**WHAT TO DO:**
Could the lines from the one with "Parse this screenshot: output" through the end of the listing be restated exactly, with nothing else included?

**LISTED ENTRIES:**
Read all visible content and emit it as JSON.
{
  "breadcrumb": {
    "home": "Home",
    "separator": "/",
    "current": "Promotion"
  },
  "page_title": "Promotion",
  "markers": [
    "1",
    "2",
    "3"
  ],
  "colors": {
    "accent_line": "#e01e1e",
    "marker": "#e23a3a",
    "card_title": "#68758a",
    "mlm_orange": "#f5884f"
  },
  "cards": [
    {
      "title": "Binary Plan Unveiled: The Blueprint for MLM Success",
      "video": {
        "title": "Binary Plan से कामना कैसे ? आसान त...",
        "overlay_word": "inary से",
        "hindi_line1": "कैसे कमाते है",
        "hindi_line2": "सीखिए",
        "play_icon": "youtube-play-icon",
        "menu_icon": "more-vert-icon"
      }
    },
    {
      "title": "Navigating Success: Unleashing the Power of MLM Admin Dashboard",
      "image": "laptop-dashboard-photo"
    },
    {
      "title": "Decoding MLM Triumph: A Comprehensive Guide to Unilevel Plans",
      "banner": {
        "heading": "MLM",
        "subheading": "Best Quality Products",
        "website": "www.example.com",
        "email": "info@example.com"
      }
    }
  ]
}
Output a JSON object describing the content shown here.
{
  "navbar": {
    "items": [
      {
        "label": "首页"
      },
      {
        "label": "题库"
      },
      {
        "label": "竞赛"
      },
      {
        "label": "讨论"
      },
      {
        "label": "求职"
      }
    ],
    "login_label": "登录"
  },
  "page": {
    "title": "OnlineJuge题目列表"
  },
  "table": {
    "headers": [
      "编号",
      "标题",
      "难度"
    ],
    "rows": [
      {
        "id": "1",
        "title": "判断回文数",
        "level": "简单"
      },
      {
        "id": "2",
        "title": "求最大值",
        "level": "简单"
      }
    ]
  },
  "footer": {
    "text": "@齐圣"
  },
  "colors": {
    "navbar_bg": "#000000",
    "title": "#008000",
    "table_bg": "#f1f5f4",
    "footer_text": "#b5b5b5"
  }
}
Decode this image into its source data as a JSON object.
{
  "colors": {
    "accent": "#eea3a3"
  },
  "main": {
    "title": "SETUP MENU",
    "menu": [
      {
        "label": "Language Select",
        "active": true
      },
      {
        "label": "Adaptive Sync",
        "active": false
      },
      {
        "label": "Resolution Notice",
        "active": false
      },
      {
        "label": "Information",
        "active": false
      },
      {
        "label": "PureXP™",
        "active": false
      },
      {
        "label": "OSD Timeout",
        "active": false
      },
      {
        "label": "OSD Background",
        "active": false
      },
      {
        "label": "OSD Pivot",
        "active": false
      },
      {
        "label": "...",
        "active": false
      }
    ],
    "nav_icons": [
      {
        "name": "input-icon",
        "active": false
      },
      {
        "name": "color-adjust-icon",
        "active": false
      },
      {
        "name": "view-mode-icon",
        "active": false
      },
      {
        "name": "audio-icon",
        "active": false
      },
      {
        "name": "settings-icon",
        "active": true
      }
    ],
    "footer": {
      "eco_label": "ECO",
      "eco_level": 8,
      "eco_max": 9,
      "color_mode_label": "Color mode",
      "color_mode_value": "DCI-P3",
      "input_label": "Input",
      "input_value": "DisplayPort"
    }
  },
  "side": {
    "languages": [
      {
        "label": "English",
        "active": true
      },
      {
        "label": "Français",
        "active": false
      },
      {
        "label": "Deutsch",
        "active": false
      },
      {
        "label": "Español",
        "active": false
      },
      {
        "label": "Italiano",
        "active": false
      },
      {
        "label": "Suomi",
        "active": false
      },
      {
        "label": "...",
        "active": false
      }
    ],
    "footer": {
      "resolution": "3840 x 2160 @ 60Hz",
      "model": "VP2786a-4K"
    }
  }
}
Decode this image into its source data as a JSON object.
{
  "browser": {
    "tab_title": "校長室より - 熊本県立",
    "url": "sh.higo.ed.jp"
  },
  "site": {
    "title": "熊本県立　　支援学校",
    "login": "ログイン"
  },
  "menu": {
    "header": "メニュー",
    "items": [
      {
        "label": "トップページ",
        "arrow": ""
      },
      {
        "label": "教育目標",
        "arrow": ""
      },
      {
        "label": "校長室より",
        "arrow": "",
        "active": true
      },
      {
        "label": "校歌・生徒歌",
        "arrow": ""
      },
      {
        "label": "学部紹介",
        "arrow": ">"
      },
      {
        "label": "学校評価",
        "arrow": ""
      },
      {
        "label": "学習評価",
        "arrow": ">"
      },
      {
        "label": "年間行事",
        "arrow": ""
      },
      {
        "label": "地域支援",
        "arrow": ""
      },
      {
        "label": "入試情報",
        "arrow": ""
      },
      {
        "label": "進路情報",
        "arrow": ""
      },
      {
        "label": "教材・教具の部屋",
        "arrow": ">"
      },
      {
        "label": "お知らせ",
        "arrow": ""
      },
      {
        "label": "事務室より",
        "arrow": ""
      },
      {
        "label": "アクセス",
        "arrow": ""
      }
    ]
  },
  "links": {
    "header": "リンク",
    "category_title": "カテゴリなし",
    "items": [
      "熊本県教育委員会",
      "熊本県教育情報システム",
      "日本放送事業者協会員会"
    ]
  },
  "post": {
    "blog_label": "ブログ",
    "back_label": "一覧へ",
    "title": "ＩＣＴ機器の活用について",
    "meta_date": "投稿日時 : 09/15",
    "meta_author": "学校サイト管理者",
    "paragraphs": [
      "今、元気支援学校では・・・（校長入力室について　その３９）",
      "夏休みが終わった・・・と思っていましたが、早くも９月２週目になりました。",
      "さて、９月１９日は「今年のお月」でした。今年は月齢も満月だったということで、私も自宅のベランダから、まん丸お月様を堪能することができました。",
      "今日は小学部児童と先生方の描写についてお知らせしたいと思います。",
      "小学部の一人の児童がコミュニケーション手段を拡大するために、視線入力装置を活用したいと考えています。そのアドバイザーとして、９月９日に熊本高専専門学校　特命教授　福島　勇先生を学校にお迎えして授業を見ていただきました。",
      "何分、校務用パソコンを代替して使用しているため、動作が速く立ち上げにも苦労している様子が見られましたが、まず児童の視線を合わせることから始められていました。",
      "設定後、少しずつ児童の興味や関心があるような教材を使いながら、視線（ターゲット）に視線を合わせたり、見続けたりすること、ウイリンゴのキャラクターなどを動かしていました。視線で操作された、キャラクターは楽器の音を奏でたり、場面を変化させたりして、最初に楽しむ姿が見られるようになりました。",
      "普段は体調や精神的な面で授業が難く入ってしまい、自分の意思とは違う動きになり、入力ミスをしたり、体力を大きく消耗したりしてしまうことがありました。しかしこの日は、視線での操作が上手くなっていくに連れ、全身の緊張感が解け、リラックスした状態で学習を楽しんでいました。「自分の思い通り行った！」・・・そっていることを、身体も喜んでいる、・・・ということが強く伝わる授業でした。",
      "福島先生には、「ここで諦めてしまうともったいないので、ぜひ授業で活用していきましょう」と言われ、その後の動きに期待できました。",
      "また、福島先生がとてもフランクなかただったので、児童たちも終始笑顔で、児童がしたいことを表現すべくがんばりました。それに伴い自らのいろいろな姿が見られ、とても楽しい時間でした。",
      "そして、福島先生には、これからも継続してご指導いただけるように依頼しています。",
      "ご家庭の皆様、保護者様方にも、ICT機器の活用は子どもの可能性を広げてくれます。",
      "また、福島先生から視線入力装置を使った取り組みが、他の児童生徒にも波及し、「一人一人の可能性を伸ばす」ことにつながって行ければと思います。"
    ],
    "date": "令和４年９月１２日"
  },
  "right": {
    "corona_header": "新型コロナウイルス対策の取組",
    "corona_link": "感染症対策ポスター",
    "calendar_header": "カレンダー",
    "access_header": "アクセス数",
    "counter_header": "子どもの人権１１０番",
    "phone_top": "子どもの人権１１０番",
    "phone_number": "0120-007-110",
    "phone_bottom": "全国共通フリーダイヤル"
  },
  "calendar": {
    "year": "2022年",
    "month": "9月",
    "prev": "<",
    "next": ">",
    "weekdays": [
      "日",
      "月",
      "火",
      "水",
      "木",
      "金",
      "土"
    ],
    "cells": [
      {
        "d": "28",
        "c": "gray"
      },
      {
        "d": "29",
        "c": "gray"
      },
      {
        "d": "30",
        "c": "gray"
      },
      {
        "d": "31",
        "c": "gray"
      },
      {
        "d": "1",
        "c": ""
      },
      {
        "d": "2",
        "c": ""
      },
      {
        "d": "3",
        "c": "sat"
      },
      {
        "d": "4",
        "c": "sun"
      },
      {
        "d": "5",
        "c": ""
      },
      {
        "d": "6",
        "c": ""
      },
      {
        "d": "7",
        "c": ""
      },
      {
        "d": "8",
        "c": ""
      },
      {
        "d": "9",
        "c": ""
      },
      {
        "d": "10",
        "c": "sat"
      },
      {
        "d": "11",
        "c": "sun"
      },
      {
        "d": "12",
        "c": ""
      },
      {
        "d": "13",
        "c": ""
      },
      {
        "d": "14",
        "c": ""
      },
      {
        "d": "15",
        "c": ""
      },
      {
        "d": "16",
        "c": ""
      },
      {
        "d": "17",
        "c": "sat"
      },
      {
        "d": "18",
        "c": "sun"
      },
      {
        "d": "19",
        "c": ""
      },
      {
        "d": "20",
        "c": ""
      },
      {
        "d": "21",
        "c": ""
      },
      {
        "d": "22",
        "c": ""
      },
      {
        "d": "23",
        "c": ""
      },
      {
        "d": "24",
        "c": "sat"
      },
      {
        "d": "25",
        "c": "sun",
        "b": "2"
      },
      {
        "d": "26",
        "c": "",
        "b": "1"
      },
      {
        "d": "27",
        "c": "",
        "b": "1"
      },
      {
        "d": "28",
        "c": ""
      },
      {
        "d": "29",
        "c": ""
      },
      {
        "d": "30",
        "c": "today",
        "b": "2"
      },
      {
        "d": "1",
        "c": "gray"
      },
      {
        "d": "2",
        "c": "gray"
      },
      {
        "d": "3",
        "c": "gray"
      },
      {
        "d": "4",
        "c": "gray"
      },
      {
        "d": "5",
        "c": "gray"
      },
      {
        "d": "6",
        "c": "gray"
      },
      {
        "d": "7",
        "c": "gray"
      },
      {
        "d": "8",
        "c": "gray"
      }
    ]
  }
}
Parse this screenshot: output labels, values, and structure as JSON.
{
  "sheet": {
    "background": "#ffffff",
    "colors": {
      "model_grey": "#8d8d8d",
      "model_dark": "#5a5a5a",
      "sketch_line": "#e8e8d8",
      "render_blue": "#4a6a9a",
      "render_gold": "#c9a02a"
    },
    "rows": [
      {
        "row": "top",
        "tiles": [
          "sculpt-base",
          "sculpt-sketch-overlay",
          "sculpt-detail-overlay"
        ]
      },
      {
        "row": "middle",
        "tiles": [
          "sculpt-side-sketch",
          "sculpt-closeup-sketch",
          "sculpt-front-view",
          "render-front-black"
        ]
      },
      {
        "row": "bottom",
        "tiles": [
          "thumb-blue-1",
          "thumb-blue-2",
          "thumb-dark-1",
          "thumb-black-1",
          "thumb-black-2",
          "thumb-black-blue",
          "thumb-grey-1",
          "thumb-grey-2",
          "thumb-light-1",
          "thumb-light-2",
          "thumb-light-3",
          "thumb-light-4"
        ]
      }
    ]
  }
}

**TASK RESULT:**
Parse this screenshot: output labels, values, and structure as JSON.
{
  "sheet": {
    "background": "#ffffff",
    "colors": {
      "model_grey": "#8d8d8d",
      "model_dark": "#5a5a5a",
      "sketch_line": "#e8e8d8",
      "render_blue": "#4a6a9a",
      "render_gold": "#c9a02a"
    },
    "rows": [
      {
        "row": "top",
        "tiles": [
          "sculpt-base",
          "sculpt-sketch-overlay",
          "sculpt-detail-overlay"
        ]
      },
      {
        "row": "middle",
        "tiles": [
          "sculpt-side-sketch",
          "sculpt-closeup-sketch",
          "sculpt-front-view",
          "render-front-black"
        ]
      },
      {
        "row": "bottom",
        "tiles": [
          "thumb-blue-1",
          "thumb-blue-2",
          "thumb-dark-1",
          "thumb-black-1",
          "thumb-black-2",
          "thumb-black-blue",
          "thumb-grey-1",
          "thumb-grey-2",
          "thumb-light-1",
          "thumb-light-2",
          "thumb-light-3",
          "thumb-light-4"
        ]
      }
    ]
  }
}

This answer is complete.